→ What the exercise asks: Look through the listing below and give the number of lines that hold "structured". Say nothing more.

→ Entries:
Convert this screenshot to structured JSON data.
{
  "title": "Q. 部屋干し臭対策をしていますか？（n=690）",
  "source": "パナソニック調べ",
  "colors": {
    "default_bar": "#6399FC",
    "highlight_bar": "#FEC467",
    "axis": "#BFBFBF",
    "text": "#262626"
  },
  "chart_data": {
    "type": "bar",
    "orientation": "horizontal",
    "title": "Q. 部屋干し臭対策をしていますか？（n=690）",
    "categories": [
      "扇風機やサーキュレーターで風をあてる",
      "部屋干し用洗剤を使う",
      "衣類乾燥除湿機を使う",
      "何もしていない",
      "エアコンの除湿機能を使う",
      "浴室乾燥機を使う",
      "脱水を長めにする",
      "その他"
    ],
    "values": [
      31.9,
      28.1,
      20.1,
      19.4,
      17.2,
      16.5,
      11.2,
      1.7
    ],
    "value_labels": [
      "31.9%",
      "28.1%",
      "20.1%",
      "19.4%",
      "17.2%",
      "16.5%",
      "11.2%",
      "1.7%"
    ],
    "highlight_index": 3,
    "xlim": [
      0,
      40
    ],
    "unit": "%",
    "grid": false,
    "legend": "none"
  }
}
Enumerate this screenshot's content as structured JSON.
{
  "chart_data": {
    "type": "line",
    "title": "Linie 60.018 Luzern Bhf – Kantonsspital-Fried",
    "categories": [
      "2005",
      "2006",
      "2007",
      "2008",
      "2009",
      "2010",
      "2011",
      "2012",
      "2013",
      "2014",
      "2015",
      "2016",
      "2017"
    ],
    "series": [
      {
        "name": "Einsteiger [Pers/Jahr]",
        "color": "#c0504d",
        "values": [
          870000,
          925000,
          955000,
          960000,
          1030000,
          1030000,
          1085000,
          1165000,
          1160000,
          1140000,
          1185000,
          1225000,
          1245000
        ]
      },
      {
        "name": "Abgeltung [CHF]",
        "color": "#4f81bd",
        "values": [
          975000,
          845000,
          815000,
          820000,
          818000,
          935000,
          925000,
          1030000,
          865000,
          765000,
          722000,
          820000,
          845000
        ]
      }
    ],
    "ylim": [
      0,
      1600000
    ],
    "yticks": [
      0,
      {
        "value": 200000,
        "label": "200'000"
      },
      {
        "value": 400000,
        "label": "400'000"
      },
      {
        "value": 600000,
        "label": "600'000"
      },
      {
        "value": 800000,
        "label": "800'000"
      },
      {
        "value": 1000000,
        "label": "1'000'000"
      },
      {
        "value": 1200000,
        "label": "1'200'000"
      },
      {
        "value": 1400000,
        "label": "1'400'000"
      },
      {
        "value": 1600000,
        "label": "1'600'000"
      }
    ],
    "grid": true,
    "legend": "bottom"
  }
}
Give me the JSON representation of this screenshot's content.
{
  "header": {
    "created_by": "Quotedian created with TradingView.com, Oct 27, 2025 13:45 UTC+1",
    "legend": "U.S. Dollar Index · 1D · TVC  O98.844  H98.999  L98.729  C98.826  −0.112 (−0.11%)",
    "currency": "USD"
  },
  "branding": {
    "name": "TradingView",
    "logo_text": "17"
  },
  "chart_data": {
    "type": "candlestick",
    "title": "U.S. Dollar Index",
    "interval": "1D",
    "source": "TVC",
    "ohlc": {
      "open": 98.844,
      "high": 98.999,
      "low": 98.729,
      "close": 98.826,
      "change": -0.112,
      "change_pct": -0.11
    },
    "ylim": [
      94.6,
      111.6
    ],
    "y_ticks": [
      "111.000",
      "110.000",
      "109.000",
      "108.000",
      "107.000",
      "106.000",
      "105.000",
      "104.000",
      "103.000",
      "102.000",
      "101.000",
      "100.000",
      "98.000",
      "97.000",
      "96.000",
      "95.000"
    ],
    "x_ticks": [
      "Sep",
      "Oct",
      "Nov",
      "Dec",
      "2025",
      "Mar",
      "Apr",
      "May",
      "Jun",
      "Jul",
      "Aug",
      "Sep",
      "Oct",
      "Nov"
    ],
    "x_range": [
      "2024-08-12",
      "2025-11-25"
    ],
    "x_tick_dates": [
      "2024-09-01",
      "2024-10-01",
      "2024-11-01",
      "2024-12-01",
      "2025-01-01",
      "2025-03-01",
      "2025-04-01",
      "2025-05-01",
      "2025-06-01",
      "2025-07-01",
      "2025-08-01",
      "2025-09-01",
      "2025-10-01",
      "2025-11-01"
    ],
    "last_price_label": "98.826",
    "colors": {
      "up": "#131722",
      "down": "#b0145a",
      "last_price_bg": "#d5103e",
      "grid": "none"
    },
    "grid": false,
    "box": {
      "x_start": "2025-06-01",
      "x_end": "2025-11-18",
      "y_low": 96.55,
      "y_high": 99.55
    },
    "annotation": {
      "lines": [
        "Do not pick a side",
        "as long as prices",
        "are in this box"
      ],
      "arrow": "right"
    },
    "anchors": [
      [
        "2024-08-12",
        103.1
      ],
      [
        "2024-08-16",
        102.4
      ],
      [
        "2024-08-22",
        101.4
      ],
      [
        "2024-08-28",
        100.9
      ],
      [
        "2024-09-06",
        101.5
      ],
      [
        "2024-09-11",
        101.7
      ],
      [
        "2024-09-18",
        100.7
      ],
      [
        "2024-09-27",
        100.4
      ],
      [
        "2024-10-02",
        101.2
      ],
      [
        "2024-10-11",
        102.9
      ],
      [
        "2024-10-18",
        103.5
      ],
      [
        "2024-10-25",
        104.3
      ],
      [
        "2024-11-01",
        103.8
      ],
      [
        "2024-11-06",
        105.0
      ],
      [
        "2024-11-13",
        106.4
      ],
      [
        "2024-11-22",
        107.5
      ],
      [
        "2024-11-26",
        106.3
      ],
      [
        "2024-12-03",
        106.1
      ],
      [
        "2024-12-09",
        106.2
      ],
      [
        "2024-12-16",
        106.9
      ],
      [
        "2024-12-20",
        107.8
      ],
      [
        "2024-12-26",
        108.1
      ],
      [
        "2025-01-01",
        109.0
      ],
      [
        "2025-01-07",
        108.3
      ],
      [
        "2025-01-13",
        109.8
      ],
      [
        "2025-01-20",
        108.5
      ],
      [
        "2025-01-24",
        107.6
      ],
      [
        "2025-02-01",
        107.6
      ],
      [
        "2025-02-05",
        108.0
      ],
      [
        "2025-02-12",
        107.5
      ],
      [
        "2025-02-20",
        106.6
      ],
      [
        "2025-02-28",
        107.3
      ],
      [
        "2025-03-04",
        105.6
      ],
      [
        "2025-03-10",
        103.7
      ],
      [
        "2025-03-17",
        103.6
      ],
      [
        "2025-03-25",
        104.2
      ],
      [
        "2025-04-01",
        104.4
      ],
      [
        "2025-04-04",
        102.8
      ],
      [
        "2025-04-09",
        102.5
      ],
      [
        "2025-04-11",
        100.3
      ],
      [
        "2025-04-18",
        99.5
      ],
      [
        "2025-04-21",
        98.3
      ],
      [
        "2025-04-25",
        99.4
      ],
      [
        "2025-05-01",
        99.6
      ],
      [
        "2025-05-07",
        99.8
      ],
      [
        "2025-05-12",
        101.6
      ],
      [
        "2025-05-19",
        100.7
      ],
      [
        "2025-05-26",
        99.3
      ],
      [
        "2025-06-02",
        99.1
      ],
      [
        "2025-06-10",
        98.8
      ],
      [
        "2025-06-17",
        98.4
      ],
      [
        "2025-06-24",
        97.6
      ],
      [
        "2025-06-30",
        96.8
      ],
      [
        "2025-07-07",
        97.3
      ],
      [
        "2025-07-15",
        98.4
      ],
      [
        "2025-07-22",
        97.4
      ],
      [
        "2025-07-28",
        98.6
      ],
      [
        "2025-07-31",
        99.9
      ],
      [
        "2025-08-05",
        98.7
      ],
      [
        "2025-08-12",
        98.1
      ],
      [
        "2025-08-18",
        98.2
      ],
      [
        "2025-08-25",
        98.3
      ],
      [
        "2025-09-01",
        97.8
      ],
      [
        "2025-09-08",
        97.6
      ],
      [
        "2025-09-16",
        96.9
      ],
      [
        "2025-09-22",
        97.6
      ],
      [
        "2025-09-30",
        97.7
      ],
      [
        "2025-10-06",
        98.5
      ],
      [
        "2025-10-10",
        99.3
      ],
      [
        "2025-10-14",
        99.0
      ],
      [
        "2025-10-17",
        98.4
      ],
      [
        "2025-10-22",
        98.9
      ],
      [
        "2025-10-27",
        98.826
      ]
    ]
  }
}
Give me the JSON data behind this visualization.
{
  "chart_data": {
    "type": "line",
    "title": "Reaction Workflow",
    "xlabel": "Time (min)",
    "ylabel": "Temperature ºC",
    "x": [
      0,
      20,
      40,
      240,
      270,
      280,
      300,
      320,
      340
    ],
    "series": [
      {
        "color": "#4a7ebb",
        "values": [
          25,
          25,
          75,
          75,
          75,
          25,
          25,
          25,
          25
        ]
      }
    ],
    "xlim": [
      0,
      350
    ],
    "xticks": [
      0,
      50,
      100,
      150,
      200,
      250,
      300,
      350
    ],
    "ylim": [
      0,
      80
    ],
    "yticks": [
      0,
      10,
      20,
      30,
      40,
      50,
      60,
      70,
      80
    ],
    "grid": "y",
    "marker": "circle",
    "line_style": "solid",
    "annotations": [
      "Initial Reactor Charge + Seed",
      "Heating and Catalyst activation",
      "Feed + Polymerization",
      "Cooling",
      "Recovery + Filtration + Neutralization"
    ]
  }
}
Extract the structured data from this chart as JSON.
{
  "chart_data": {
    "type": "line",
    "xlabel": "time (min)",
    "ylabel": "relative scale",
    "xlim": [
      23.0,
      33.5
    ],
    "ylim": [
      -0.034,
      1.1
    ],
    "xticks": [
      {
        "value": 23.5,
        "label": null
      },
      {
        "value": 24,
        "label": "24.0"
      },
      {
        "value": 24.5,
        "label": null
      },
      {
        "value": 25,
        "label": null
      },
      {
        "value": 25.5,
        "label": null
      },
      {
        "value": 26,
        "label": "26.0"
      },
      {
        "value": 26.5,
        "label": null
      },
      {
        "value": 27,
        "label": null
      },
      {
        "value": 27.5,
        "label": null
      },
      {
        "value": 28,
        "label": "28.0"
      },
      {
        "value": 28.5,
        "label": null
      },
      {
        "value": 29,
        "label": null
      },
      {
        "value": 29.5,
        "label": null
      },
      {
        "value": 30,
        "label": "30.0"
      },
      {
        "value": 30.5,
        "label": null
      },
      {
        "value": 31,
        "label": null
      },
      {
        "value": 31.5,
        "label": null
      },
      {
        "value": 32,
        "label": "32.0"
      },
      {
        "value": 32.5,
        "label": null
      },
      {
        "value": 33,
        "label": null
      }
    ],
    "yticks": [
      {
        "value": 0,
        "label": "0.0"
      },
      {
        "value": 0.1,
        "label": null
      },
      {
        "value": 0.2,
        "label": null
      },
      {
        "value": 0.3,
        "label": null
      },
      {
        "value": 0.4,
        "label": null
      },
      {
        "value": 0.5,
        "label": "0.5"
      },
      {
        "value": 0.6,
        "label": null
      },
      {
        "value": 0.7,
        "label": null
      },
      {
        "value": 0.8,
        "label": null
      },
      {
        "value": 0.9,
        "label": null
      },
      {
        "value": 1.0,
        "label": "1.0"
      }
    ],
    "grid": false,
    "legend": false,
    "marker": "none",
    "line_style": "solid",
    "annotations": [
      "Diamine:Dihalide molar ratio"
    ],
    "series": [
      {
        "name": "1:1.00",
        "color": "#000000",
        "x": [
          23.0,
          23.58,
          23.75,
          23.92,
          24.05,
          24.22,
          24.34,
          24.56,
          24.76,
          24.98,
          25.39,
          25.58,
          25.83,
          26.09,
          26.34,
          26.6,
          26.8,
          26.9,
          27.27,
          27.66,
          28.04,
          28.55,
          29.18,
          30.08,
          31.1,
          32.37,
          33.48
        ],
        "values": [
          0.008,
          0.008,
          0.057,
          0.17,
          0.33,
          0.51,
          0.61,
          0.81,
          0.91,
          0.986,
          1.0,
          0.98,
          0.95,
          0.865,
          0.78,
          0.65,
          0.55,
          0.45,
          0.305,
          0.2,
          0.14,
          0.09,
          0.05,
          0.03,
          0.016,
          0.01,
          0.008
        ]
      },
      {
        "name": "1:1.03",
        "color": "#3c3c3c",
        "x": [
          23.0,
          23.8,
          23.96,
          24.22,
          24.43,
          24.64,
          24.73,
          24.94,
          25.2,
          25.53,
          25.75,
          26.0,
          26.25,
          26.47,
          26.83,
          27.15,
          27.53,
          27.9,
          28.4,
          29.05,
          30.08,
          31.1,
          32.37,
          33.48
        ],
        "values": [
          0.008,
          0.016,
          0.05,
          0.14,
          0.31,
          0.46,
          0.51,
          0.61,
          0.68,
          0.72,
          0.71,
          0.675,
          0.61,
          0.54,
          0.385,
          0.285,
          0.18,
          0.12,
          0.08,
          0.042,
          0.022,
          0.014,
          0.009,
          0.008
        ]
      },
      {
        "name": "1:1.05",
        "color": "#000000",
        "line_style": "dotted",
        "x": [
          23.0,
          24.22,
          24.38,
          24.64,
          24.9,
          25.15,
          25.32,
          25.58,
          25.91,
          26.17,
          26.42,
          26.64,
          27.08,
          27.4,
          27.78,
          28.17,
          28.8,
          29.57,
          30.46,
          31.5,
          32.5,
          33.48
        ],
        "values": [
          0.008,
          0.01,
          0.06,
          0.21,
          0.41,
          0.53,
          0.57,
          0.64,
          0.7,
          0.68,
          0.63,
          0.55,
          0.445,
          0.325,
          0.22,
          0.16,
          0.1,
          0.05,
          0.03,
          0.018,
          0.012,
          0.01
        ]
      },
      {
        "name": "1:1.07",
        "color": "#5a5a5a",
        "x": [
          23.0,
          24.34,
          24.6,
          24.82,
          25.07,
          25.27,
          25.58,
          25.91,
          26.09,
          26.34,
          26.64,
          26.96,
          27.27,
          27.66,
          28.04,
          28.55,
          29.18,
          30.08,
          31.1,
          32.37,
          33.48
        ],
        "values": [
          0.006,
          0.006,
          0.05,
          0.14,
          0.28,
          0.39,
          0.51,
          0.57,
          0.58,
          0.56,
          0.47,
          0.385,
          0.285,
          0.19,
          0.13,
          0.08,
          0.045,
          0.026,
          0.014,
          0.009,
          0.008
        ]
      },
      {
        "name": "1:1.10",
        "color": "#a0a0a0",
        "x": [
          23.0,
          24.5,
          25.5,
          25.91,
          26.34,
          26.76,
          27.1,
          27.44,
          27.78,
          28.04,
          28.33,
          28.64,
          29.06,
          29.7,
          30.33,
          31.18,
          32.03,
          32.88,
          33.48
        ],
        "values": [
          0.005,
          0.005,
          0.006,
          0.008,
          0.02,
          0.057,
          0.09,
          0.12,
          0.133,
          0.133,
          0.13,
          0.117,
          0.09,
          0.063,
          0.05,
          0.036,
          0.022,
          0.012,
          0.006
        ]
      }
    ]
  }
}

→ Solved exercise: 3